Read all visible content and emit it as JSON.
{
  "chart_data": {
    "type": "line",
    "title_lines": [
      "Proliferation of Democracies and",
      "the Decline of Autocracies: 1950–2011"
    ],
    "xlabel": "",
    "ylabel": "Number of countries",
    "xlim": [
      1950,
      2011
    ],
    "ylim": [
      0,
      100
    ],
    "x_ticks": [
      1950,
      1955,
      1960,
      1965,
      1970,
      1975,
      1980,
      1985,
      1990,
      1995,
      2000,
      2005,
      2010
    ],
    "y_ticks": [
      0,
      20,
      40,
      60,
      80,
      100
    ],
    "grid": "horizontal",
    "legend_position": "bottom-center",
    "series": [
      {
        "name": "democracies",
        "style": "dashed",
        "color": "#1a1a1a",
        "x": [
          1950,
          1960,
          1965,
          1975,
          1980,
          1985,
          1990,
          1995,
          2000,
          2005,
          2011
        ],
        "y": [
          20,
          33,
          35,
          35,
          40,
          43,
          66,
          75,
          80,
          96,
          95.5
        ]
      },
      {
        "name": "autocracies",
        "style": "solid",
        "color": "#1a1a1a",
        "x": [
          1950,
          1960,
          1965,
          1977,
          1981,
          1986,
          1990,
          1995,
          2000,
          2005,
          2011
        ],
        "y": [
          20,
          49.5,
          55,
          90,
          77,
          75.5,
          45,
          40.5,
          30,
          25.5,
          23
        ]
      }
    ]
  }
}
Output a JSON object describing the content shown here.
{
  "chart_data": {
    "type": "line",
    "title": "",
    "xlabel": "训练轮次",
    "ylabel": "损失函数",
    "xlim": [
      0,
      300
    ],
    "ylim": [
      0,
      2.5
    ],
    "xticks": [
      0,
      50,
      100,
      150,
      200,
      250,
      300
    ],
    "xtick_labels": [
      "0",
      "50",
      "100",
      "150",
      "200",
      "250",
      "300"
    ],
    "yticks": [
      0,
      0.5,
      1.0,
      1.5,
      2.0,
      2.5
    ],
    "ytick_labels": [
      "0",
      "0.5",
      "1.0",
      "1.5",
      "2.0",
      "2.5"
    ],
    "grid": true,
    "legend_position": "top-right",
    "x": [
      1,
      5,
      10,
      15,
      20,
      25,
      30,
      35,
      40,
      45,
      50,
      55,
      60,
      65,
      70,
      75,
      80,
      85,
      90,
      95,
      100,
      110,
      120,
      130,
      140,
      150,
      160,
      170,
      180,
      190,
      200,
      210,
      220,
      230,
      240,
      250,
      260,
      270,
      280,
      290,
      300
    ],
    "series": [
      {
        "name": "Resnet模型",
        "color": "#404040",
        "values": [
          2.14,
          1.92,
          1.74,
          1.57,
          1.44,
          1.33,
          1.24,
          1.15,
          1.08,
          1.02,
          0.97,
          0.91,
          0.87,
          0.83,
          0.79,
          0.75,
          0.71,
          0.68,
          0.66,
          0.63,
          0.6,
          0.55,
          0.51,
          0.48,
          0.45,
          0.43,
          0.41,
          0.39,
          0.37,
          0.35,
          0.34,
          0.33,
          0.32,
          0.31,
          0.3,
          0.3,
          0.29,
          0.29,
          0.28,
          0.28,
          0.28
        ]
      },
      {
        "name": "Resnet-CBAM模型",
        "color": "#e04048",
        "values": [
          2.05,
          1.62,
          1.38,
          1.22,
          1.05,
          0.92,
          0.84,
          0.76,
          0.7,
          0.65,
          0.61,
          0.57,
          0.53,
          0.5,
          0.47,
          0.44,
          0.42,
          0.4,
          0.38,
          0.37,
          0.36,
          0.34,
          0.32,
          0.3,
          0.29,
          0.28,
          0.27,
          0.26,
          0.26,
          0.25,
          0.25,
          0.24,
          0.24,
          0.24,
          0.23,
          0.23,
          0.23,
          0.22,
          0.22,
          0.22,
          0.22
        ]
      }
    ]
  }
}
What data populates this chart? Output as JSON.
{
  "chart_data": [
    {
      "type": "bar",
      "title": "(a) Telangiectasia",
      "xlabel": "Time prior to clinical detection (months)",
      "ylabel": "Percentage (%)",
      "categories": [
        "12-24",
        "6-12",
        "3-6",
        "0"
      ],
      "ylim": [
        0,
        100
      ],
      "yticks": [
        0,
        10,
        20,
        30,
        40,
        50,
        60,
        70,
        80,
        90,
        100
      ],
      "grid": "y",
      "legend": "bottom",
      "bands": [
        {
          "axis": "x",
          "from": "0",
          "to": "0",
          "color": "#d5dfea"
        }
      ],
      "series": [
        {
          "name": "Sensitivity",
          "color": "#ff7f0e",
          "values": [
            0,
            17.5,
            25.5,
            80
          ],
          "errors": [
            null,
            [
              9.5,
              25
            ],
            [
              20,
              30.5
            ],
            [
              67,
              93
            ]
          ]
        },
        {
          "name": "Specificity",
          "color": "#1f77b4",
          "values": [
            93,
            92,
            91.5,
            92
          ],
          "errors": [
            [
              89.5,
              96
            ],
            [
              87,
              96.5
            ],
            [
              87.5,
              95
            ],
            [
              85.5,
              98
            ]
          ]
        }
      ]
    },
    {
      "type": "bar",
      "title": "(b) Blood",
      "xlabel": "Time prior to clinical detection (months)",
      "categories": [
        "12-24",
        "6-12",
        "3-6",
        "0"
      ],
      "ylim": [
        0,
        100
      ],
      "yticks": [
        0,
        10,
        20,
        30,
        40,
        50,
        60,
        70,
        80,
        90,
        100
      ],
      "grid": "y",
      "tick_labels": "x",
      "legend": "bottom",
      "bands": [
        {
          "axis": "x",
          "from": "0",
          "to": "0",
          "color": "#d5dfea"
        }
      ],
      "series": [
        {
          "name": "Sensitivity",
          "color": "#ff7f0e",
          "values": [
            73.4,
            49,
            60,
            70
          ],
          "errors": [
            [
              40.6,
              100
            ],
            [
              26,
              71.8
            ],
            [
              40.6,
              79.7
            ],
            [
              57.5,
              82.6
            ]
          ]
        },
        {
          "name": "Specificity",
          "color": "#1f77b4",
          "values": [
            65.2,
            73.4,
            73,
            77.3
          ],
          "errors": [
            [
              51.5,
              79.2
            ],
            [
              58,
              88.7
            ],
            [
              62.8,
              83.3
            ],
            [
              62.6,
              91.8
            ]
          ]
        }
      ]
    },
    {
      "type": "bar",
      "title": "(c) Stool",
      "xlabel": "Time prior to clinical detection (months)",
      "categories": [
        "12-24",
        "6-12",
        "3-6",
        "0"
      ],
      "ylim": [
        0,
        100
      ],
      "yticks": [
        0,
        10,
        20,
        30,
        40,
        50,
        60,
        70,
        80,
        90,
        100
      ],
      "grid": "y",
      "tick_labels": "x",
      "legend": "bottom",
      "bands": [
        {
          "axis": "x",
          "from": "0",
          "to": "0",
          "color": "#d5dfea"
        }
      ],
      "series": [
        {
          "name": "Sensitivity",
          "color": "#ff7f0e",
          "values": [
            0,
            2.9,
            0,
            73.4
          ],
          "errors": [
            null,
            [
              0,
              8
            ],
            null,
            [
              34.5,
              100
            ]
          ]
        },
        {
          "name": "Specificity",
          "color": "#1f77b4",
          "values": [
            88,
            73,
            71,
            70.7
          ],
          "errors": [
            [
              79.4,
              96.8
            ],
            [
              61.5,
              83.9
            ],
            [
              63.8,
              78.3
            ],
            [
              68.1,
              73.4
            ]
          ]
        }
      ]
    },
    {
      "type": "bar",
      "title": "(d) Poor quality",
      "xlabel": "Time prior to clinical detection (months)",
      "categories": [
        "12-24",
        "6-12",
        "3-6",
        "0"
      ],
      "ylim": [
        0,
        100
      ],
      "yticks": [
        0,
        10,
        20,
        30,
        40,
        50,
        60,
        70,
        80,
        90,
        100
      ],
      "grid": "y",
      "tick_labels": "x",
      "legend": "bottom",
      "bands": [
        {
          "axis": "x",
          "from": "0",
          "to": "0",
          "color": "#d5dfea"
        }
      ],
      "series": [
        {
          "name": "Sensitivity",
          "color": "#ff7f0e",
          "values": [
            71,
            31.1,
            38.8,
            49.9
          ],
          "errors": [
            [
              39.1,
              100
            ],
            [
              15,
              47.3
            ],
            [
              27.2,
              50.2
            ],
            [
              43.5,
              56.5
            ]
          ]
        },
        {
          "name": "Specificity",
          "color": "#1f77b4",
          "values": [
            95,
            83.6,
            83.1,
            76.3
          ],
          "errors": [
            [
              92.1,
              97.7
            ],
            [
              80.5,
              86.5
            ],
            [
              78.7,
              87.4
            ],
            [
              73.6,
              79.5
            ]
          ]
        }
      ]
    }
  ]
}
◆ ◆ ◆ ◆ ◆ ◆ ◆
### [Direction]
Filter the records above and return every line that holds the word "ylabel".

### [Answer to this task]
    "ylabel": "Number of countries",
    "ylabel": "损失函数",
      "ylabel": "Percentage (%)",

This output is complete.